TEXT
********************

A Catholic Monthly Magazine

Saint Monica

Fr Mervyn Duffy SM

There is a church in Rome called S. Agostino (St Augustine’s). It is easy for a tourist to find because it is very close to Piazza Navona which is on all the tourist maps. At one end of this fascinating, beautiful piazza there is an passage way that leads out to the street and across the pedestrian crossing there is another archway beside a McDonalds leading into the narrow Via di S. Agostino. The church it is named for is only a few metres down the street. Many tourists visit it because there is a large Caravaggio painting on display – the Madonna of the Pilgrims. But I want to direct your attention to the altar at the front of the left aisle of the church. The Latin inscription declares “Here lies the body of St Monica.” I was fascinated to find her remains, because I had grown up in Nelson and had wondered at the stained glass window of Monica in St Mary’s Church, Manuka Street.

Monica was from Thagaste in North Africa. She was brought up to be a strong Christian. Her family arranged her marriage when she was quite young to an official of the town called Patricius. He did not share her faith; he followed the old Roman gods. Together they had two sons and a daughter – Augustine, Navigus and Perpetua. Patricius is described as a man with a violent temper, of dissolute habits, and not always faithful to his wife.

St Monica stained glass window from St Mary's in Nelson

When Augustine was ill as a child, Monica convinced Patricius to let her have Augustine baptized, but, when he recovered, Patricius would not let him be brought up Christian. As a young man, Augustine explored all sorts of religious ideas and led a lifestyle that horrified his mother. At one stage she banned him from the family home.

********************

DATA SHOWN
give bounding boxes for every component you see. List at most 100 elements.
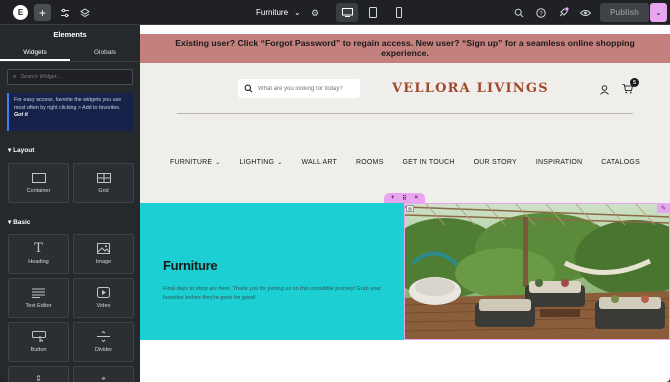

********************

EXERCISE TASK
Resume the magazine article on Saint Monica after its last sentence, keeping to its voice and adding nothing the article does not already establish.

FINAL RESULT
Monica told her local bishop of her fears for her son, and he remarked as she was leaving “Go in peace. The son of so many tears will not perish.” This assurance was a great comfort to Monica and she repeated it often enough that Augustine includes the story in his autobiography. 

Monica eventually saw her son grow from a rebellious teen into an influential Bishop. He was beside her deathbed at Ostia, the Port of Rome, which makes the remains in the Church of St Augustine likely to be genuine – something that cannot be said of every revered relic. Also genuine is the devotion to St Monica. It is usually women who pray before her tomb and light the devotional candles there.

I bought some of the holy pictures of St Monica to send to a friend of that name. I was struck by the prayer on the back. This is my translation from the Italian:

O exemplary wife and mother,
Saint Monica.
You have experienced the joys and troubles of married life.

You succeeded in bringing to the faith, your husband, Patricius, from being a sharp-cornered character and libertine.

You have cried many tears and you have prayed night and day for your son, Augustine.

You never abandoned this child of yours, not even when he misunderstood you
and fled from you.

Intercede for us, O great Saint,
in order that our families know to instil the Faith; 

in order that we may love always
and achieve peace.

Help us to know also how to generate in our children the life of Grace; 

Comfort us in the moments of bitterness, and obtain for us from the Holy Virgin,
Mother of Jesus and our Mother,
to reach the life of the blessed.
Amen.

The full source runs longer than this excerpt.